● ROWS:

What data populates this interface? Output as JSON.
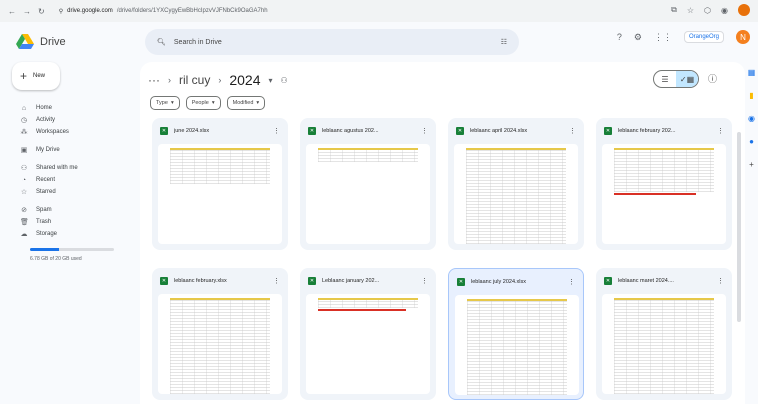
{
  "browser": {
    "url_domain": "drive.google.com",
    "url_path": "/drive/folders/1YXCygyEwBbHcIpzvVJFNbCk9OaGA7hh"
  },
  "app": {
    "title": "Drive"
  },
  "search": {
    "placeholder": "Search in Drive"
  },
  "topbar": {
    "org_label": "OrangeOrg"
  },
  "avatar_letter": "N",
  "new_button": "New",
  "sidebar": {
    "items": [
      {
        "label": "Home",
        "icon": "home-icon",
        "glyph": "⌂"
      },
      {
        "label": "Activity",
        "icon": "activity-icon",
        "glyph": "◷"
      },
      {
        "label": "Workspaces",
        "icon": "workspaces-icon",
        "glyph": "⁂"
      },
      {
        "label": "My Drive",
        "icon": "my-drive-icon",
        "glyph": "▣"
      },
      {
        "label": "Shared with me",
        "icon": "shared-icon",
        "glyph": "⚇"
      },
      {
        "label": "Recent",
        "icon": "recent-icon",
        "glyph": "◔"
      },
      {
        "label": "Starred",
        "icon": "star-icon",
        "glyph": "☆"
      },
      {
        "label": "Spam",
        "icon": "spam-icon",
        "glyph": "⊘"
      },
      {
        "label": "Trash",
        "icon": "trash-icon",
        "glyph": "🗑"
      },
      {
        "label": "Storage",
        "icon": "storage-icon",
        "glyph": "☁"
      }
    ],
    "storage_text": "6.78 GB of 20 GB used",
    "storage_fraction": 0.34
  },
  "breadcrumb": {
    "ellipsis": "···",
    "parent": "ril cuy",
    "current": "2024"
  },
  "filters": [
    "Type",
    "People",
    "Modified"
  ],
  "files": [
    {
      "name": "june 2024.xlsx",
      "red_bar": false,
      "selected": false
    },
    {
      "name": "leblaanc agustus 202...",
      "red_bar": false,
      "selected": false
    },
    {
      "name": "leblaanc april 2024.xlsx",
      "red_bar": false,
      "selected": false
    },
    {
      "name": "leblaanc february 202...",
      "red_bar": true,
      "selected": false
    },
    {
      "name": "leblaanc february.xlsx",
      "red_bar": false,
      "selected": false
    },
    {
      "name": "Leblaanc january 202...",
      "red_bar": true,
      "selected": false
    },
    {
      "name": "leblaanc july 2024.xlsx",
      "red_bar": false,
      "selected": true
    },
    {
      "name": "leblaanc maret 2024....",
      "red_bar": false,
      "selected": false
    }
  ]
}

● DIRECTIONS:
Every entry above is to be set down exactly; the pictures are to be left out.

● WRITTEN SOLUTION:
What data populates this interface? Output as JSON.
{
  "browser": {
    "url_domain": "drive.google.com",
    "url_path": "/drive/folders/1YXCygyEwBbHcIpzvVJFNbCk9OaGA7hh"
  },
  "app": {
    "title": "Drive"
  },
  "search": {
    "placeholder": "Search in Drive"
  },
  "topbar": {
    "org_label": "OrangeOrg"
  },
  "avatar_letter": "N",
  "new_button": "New",
  "sidebar": {
    "items": [
      {
        "label": "Home",
        "icon": "home-icon",
        "glyph": "⌂"
      },
      {
        "label": "Activity",
        "icon": "activity-icon",
        "glyph": "◷"
      },
      {
        "label": "Workspaces",
        "icon": "workspaces-icon",
        "glyph": "⁂"
      },
      {
        "label": "My Drive",
        "icon": "my-drive-icon",
        "glyph": "▣"
      },
      {
        "label": "Shared with me",
        "icon": "shared-icon",
        "glyph": "⚇"
      },
      {
        "label": "Recent",
        "icon": "recent-icon",
        "glyph": "◔"
      },
      {
        "label": "Starred",
        "icon": "star-icon",
        "glyph": "☆"
      },
      {
        "label": "Spam",
        "icon": "spam-icon",
        "glyph": "⊘"
      },
      {
        "label": "Trash",
        "icon": "trash-icon",
        "glyph": "🗑"
      },
      {
        "label": "Storage",
        "icon": "storage-icon",
        "glyph": "☁"
      }
    ],
    "storage_text": "6.78 GB of 20 GB used",
    "storage_fraction": 0.34
  },
  "breadcrumb": {
    "ellipsis": "···",
    "parent": "ril cuy",
    "current": "2024"
  },
  "filters": [
    "Type",
    "People",
    "Modified"
  ],
  "files": [
    {
      "name": "june 2024.xlsx",
      "red_bar": false,
      "selected": false
    },
    {
      "name": "leblaanc agustus 202...",
      "red_bar": false,
      "selected": false
    },
    {
      "name": "leblaanc april 2024.xlsx",
      "red_bar": false,
      "selected": false
    },
    {
      "name": "leblaanc february 202...",
      "red_bar": true,
      "selected": false
    },
    {
      "name": "leblaanc february.xlsx",
      "red_bar": false,
      "selected": false
    },
    {
      "name": "Leblaanc january 202...",
      "red_bar": true,
      "selected": false
    },
    {
      "name": "leblaanc july 2024.xlsx",
      "red_bar": false,
      "selected": true
    },
    {
      "name": "leblaanc maret 2024....",
      "red_bar": false,
      "selected": false
    }
  ]
}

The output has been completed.